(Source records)
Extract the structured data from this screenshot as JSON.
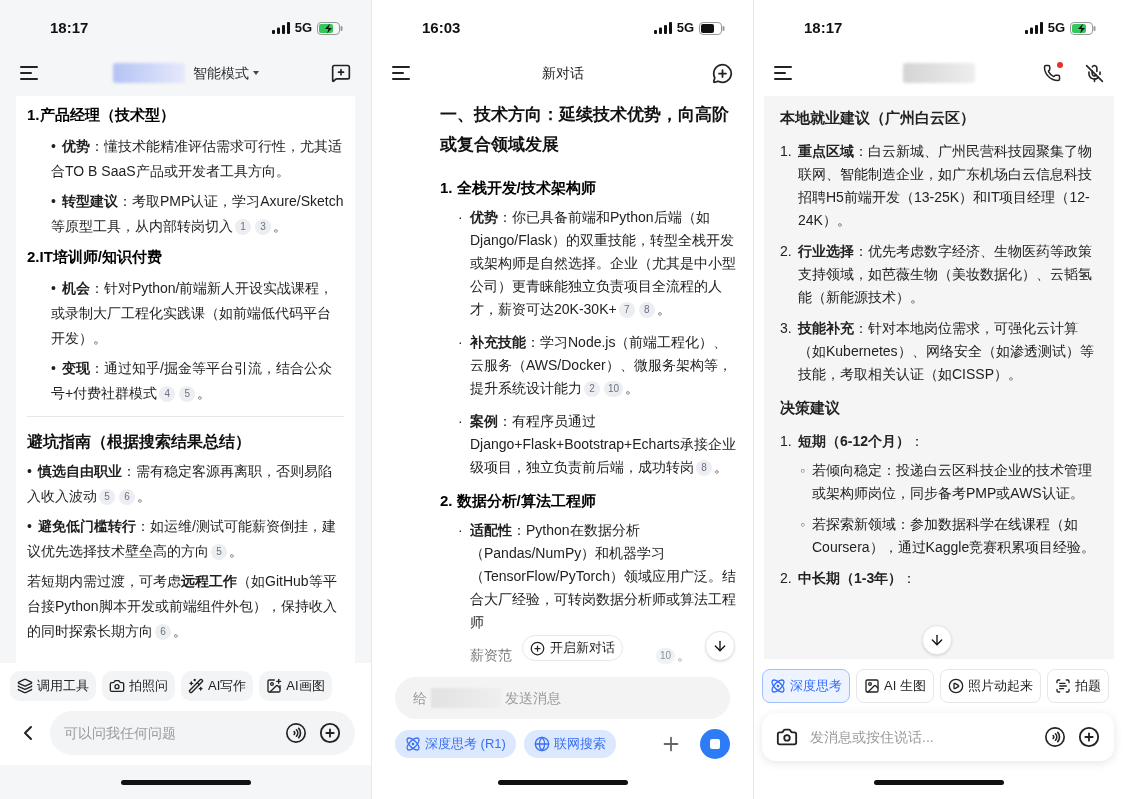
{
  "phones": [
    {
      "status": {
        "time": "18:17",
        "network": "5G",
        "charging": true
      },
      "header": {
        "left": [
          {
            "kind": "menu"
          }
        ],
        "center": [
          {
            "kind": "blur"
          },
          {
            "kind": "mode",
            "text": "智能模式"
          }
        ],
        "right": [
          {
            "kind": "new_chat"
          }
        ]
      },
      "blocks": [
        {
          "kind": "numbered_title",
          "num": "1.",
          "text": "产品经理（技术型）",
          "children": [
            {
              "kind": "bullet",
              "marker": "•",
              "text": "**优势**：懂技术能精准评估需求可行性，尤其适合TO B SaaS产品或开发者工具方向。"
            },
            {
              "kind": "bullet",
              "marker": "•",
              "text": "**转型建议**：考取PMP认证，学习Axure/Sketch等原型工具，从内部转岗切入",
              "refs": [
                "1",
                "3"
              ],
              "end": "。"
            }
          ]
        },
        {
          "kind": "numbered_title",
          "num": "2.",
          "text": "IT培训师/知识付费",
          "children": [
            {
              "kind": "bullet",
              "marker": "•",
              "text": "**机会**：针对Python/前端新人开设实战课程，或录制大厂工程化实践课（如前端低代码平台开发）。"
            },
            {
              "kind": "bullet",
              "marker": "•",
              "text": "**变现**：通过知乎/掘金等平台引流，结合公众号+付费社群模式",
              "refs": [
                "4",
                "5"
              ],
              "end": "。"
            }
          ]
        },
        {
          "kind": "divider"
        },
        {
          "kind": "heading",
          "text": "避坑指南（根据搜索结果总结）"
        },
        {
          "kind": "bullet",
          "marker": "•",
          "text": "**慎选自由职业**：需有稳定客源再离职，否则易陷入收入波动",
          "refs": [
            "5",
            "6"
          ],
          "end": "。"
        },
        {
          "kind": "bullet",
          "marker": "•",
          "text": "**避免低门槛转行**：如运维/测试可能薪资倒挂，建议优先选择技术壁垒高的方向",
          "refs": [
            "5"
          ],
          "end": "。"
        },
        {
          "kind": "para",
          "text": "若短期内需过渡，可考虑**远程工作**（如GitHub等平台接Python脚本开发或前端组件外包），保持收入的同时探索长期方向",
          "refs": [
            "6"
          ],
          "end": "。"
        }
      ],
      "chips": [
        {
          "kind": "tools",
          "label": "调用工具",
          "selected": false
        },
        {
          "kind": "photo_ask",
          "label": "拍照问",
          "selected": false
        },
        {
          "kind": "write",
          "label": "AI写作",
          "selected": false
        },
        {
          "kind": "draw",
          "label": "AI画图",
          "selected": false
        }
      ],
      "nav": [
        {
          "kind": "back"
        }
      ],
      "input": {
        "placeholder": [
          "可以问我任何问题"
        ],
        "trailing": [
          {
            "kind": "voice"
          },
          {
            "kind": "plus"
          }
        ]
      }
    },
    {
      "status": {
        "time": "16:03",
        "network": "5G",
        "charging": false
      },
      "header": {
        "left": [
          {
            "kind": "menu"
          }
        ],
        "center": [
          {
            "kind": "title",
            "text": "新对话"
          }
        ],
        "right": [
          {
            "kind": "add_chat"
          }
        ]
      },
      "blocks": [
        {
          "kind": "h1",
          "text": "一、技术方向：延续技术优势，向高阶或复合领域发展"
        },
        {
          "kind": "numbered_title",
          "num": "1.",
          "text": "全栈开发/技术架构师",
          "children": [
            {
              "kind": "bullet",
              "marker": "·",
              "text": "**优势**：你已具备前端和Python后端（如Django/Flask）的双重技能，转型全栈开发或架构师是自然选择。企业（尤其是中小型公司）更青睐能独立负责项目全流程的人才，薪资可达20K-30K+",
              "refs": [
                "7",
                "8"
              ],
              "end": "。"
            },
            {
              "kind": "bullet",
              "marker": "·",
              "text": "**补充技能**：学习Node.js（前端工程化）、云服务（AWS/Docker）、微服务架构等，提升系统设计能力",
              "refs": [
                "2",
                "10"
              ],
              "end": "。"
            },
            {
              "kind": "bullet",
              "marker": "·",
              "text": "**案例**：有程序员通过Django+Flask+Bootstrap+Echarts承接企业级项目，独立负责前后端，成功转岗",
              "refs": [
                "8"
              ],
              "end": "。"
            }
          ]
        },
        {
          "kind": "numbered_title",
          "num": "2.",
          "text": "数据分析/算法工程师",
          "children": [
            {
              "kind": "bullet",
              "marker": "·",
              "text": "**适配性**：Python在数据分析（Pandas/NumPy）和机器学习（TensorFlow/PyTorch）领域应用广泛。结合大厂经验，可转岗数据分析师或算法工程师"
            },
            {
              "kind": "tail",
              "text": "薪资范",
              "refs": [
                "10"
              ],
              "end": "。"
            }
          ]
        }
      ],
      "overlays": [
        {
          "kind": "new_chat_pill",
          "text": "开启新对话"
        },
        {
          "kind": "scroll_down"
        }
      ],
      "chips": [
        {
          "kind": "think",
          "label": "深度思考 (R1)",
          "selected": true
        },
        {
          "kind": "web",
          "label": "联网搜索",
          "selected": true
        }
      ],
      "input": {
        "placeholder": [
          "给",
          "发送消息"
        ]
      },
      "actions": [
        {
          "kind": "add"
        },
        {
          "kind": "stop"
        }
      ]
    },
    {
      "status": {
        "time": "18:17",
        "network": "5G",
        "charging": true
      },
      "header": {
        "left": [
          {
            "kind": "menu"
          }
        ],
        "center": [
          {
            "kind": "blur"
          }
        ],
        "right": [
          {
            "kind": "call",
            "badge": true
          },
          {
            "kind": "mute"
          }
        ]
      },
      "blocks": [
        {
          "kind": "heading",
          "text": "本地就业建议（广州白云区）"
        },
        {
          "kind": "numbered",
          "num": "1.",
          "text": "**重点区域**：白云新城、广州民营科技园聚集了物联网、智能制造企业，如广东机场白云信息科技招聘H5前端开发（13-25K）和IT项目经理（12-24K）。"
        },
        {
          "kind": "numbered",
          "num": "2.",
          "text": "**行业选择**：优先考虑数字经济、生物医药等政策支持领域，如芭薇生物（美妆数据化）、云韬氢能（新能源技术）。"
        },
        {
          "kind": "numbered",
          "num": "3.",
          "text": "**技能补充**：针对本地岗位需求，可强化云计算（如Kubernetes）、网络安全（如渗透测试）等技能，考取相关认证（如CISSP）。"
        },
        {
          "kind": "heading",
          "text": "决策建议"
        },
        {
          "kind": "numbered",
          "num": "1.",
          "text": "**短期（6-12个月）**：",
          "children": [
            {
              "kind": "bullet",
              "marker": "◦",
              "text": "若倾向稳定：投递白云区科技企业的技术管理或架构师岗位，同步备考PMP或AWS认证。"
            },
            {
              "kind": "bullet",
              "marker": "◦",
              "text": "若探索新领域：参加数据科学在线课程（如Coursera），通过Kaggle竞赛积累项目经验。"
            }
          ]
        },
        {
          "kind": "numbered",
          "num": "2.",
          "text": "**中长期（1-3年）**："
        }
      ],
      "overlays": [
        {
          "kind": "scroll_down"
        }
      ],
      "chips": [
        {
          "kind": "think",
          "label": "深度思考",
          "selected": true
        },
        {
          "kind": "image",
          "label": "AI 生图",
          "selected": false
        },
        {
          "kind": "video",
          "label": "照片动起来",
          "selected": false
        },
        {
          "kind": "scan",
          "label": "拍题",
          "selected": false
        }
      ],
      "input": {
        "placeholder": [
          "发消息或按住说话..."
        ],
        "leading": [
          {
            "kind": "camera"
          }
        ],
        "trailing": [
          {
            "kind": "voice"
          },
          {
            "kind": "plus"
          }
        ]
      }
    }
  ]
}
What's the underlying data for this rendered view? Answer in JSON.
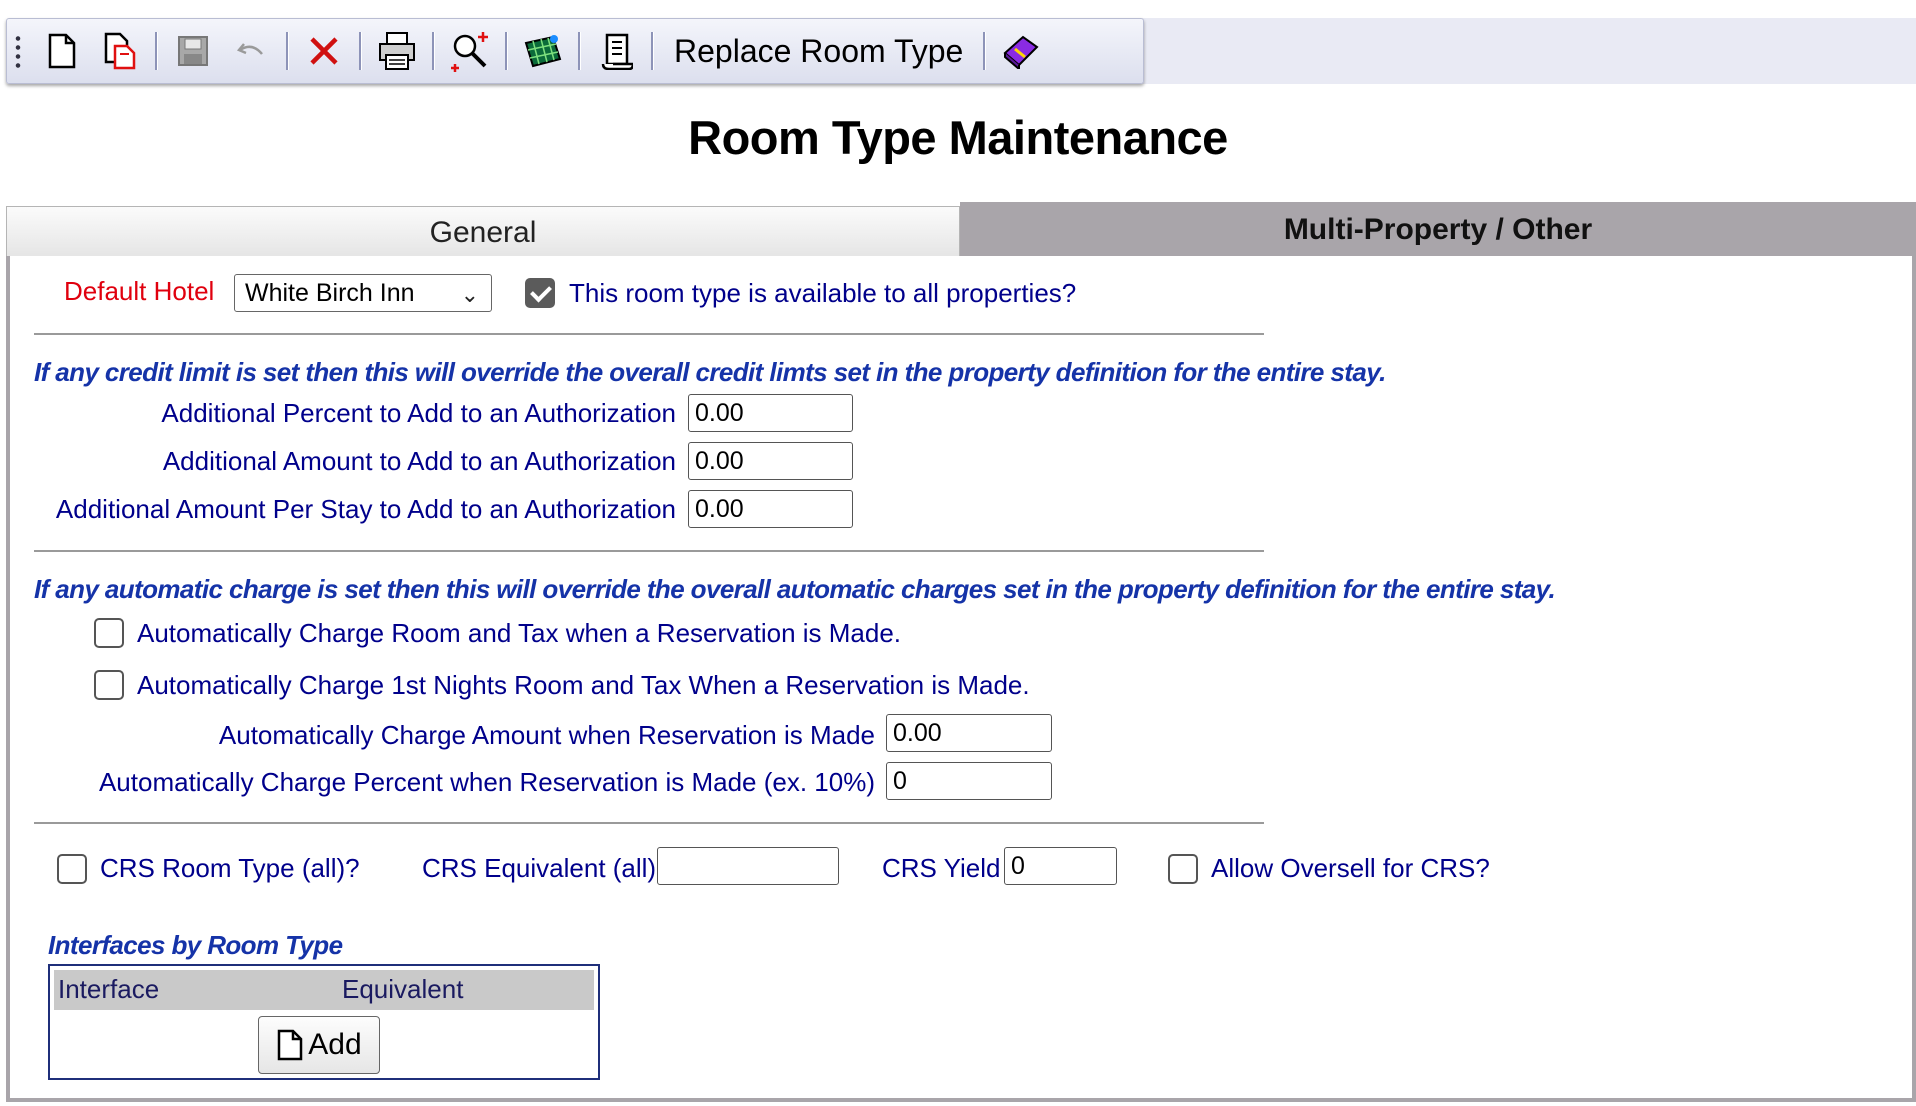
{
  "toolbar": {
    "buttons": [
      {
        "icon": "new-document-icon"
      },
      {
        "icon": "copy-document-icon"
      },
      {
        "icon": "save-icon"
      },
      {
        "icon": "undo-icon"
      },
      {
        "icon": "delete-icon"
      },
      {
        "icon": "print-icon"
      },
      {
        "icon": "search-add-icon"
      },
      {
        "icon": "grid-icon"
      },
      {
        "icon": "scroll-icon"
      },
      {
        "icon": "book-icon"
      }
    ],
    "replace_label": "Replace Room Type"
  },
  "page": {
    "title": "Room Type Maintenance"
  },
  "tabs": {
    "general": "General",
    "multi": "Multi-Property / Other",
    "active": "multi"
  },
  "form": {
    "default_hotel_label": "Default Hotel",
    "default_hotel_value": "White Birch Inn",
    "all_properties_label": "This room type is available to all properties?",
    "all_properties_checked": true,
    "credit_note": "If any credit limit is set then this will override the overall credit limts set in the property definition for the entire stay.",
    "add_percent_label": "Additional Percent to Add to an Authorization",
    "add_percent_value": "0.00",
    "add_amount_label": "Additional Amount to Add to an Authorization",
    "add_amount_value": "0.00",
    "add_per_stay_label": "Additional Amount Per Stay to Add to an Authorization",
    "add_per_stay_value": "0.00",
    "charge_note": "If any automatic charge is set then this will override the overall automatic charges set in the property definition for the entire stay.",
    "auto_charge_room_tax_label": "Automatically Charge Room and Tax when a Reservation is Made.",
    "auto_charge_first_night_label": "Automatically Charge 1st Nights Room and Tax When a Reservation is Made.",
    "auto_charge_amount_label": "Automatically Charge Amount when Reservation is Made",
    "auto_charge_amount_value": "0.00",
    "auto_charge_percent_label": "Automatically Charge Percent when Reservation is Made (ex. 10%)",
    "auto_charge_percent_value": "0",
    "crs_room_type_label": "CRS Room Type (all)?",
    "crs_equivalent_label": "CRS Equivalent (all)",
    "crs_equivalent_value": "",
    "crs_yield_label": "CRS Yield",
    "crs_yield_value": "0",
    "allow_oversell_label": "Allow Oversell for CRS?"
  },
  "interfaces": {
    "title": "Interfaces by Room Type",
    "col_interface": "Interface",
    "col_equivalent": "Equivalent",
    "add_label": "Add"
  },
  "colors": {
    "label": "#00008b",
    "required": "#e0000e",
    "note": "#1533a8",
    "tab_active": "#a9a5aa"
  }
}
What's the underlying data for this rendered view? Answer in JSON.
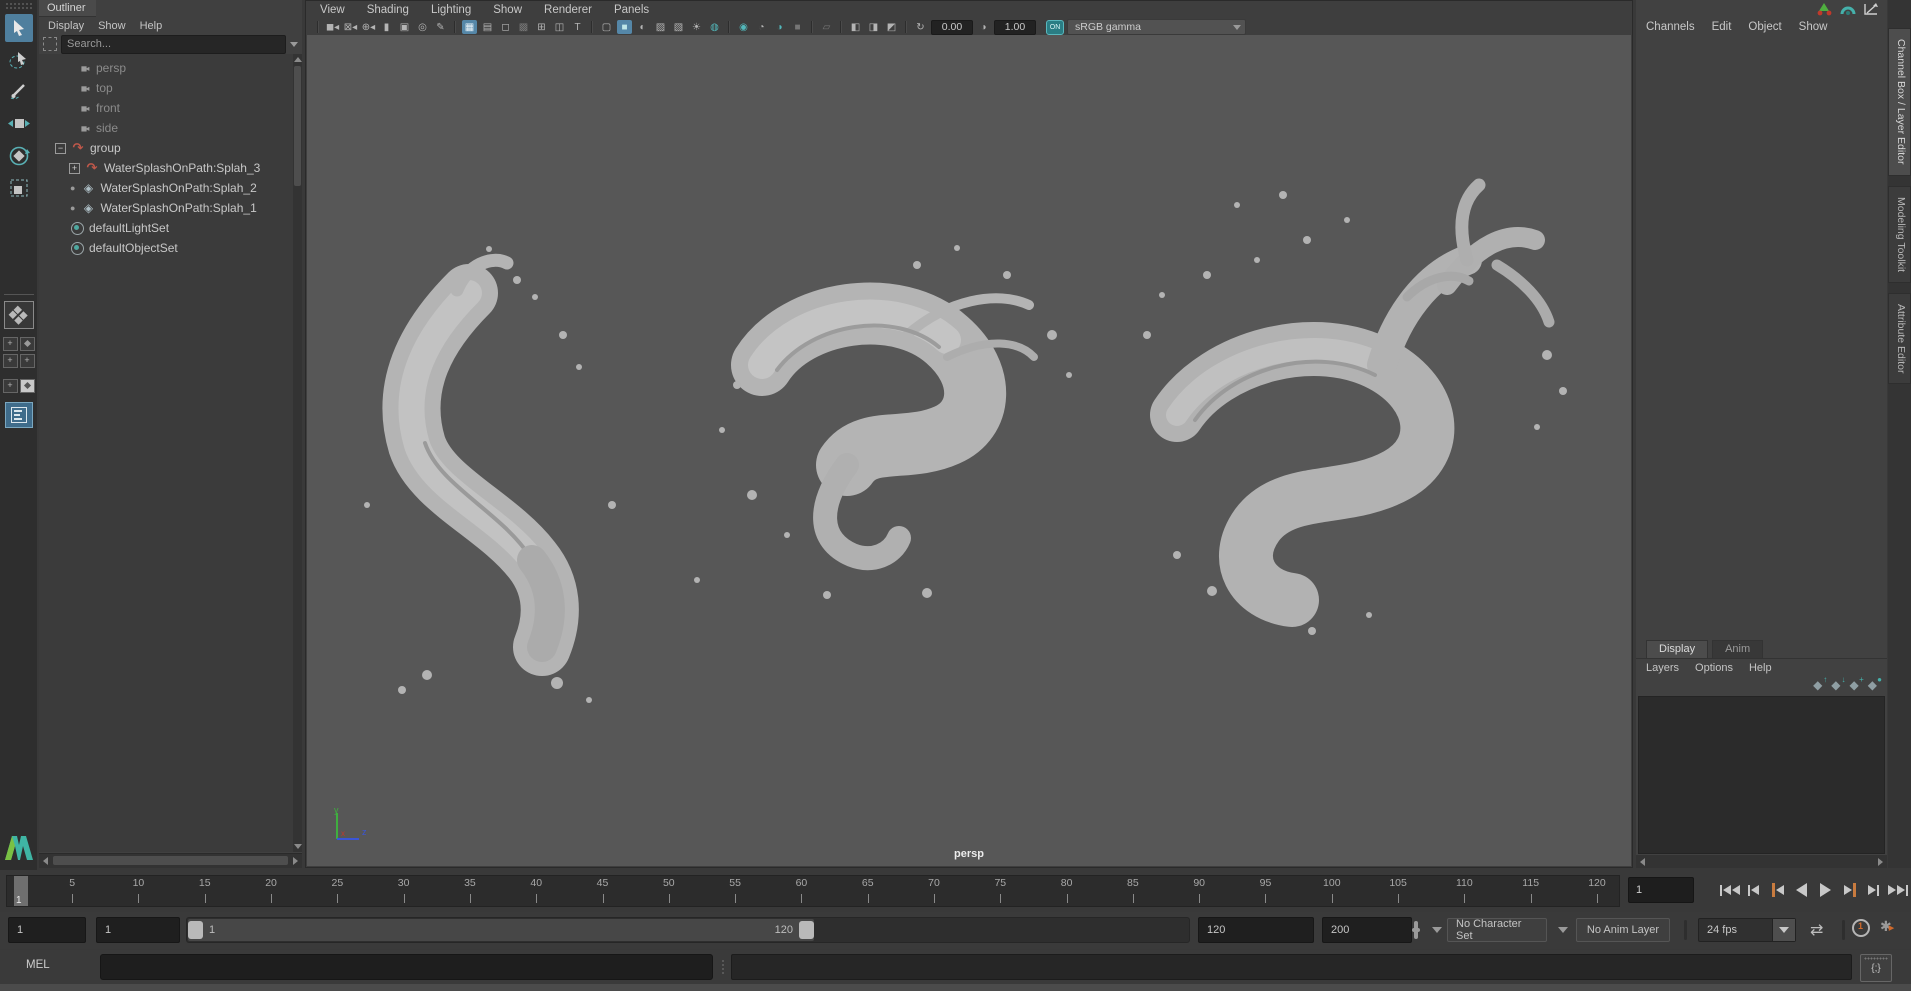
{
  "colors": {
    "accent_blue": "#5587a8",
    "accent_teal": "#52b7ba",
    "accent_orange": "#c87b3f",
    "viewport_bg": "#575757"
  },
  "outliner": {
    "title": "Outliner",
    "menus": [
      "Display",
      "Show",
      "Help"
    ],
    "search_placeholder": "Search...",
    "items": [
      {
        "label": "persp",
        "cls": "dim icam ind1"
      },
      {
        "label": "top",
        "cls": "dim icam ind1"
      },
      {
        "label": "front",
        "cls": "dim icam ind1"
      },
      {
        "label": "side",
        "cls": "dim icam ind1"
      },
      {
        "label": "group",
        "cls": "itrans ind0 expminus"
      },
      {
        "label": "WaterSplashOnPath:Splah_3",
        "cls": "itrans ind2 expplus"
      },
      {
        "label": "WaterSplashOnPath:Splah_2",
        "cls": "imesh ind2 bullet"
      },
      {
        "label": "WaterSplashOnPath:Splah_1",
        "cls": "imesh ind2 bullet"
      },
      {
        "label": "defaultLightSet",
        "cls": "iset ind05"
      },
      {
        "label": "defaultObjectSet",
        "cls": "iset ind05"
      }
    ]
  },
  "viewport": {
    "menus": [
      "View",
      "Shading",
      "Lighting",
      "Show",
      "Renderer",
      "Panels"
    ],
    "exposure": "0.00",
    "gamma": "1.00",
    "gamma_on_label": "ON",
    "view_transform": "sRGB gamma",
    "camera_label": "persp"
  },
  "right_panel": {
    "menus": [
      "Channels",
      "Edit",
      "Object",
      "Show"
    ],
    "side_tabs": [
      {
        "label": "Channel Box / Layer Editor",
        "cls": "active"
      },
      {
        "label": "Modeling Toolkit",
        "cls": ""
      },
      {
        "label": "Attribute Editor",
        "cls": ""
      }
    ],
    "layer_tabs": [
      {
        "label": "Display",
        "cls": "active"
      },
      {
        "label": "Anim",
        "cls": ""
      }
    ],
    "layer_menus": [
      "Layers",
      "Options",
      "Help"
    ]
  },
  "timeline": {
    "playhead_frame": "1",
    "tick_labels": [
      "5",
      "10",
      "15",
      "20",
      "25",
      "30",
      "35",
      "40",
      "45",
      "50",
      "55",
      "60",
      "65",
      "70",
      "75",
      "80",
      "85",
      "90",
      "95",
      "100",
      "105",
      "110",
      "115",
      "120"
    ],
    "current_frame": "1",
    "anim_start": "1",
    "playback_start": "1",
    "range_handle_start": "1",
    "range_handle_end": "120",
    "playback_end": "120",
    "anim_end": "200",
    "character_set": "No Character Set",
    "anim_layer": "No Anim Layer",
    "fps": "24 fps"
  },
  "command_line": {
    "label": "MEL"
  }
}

WHAT IS ASKED:
Return each line that includes "Flask".

EXERCISE RESULT:
              "text": "**优势**：你已具备前端和Python后端（如Django/Flask）的双重技能，转型全栈开发或架构师是自然选择。企业（尤其是中小型公司）更青睐能独立负责项目全流程的人才，薪资可达20K-30K+",
              "text": "**案例**：有程序员通过Django+Flask+Bootstrap+Echarts承接企业级项目，独立负责前后端，成功转岗",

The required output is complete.